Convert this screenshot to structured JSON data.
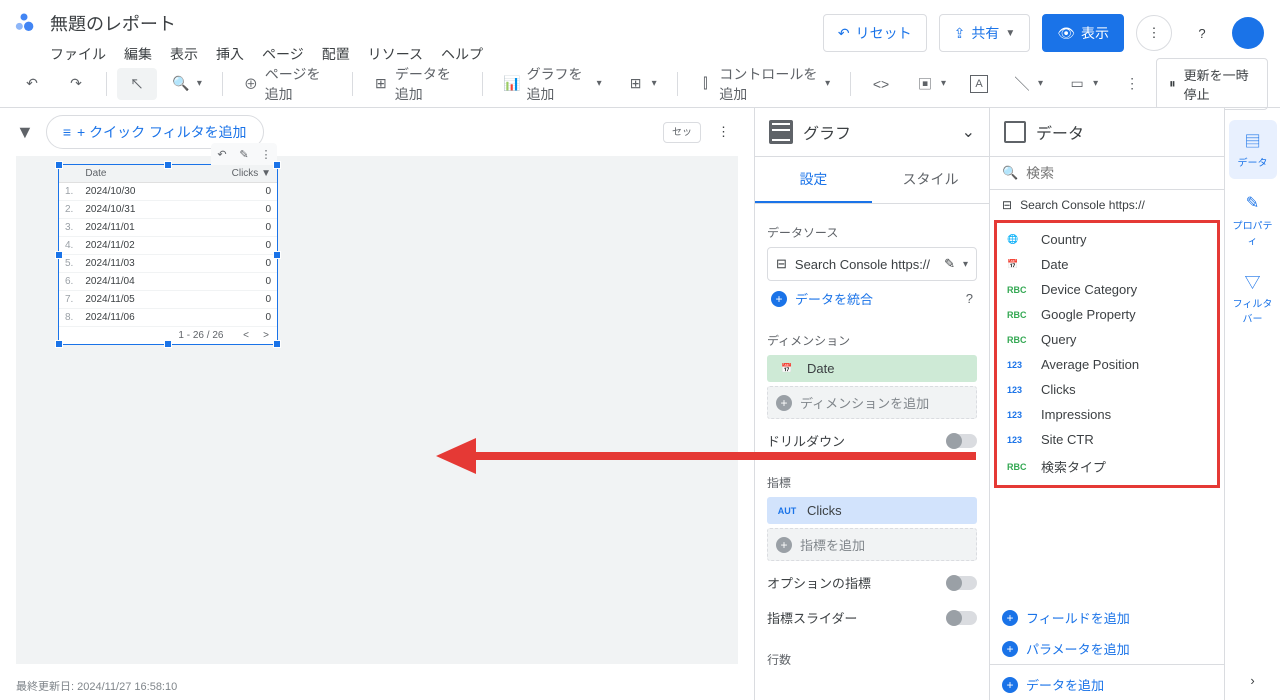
{
  "header": {
    "doc_title": "無題のレポート",
    "menus": [
      "ファイル",
      "編集",
      "表示",
      "挿入",
      "ページ",
      "配置",
      "リソース",
      "ヘルプ"
    ],
    "reset": "リセット",
    "share": "共有",
    "view": "表示"
  },
  "toolbar": {
    "add_page": "ページを追加",
    "add_data": "データを追加",
    "add_chart": "グラフを追加",
    "add_control": "コントロールを追加",
    "pause": "更新を一時停止"
  },
  "filter": {
    "quick": "+ クイック フィルタを追加",
    "settings_label": "セッ"
  },
  "table": {
    "header_date": "Date",
    "header_clicks": "Clicks",
    "rows": [
      {
        "i": "1.",
        "d": "2024/10/30",
        "c": "0"
      },
      {
        "i": "2.",
        "d": "2024/10/31",
        "c": "0"
      },
      {
        "i": "3.",
        "d": "2024/11/01",
        "c": "0"
      },
      {
        "i": "4.",
        "d": "2024/11/02",
        "c": "0"
      },
      {
        "i": "5.",
        "d": "2024/11/03",
        "c": "0"
      },
      {
        "i": "6.",
        "d": "2024/11/04",
        "c": "0"
      },
      {
        "i": "7.",
        "d": "2024/11/05",
        "c": "0"
      },
      {
        "i": "8.",
        "d": "2024/11/06",
        "c": "0"
      }
    ],
    "pager": "1 - 26 / 26"
  },
  "footer": "最終更新日: 2024/11/27 16:58:10",
  "setup_panel": {
    "title": "グラフ",
    "tab_setup": "設定",
    "tab_style": "スタイル",
    "data_source": "データソース",
    "ds_name": "Search Console https://",
    "blend": "データを統合",
    "dimension": "ディメンション",
    "dim_date": "Date",
    "add_dim": "ディメンションを追加",
    "drilldown": "ドリルダウン",
    "metric": "指標",
    "metric_clicks": "Clicks",
    "add_metric": "指標を追加",
    "opt_metric": "オプションの指標",
    "metric_slider": "指標スライダー",
    "rows": "行数"
  },
  "data_panel": {
    "title": "データ",
    "search_ph": "検索",
    "ds_label": "Search Console https://",
    "fields": [
      {
        "type": "globe",
        "name": "Country"
      },
      {
        "type": "cal",
        "name": "Date"
      },
      {
        "type": "rbc",
        "name": "Device Category"
      },
      {
        "type": "rbc",
        "name": "Google Property"
      },
      {
        "type": "rbc",
        "name": "Query"
      },
      {
        "type": "123",
        "name": "Average Position"
      },
      {
        "type": "123",
        "name": "Clicks"
      },
      {
        "type": "123",
        "name": "Impressions"
      },
      {
        "type": "123",
        "name": "Site CTR"
      },
      {
        "type": "rbc",
        "name": "検索タイプ"
      }
    ],
    "add_field": "フィールドを追加",
    "add_param": "パラメータを追加",
    "add_data": "データを追加"
  },
  "right_tabs": {
    "data": "データ",
    "property": "プロパティ",
    "filterbar": "フィルタバー"
  }
}
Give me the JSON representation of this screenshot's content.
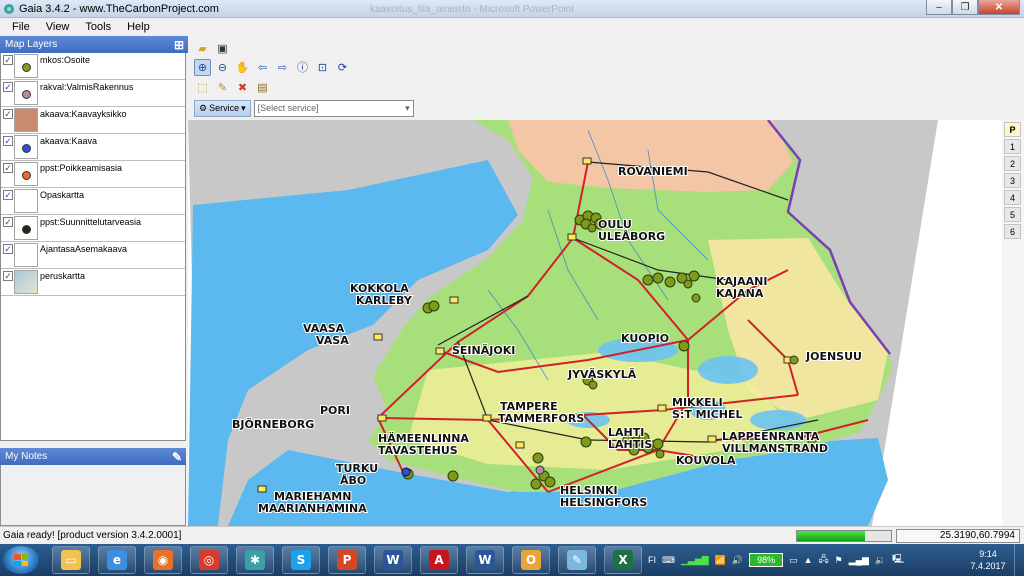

Short problem:
Search the entries for the string "screenshot" and collect each line that has it.

The result:
Convert this screenshot to structured JSON data.
Give me the JSON representation of this screenshot's content.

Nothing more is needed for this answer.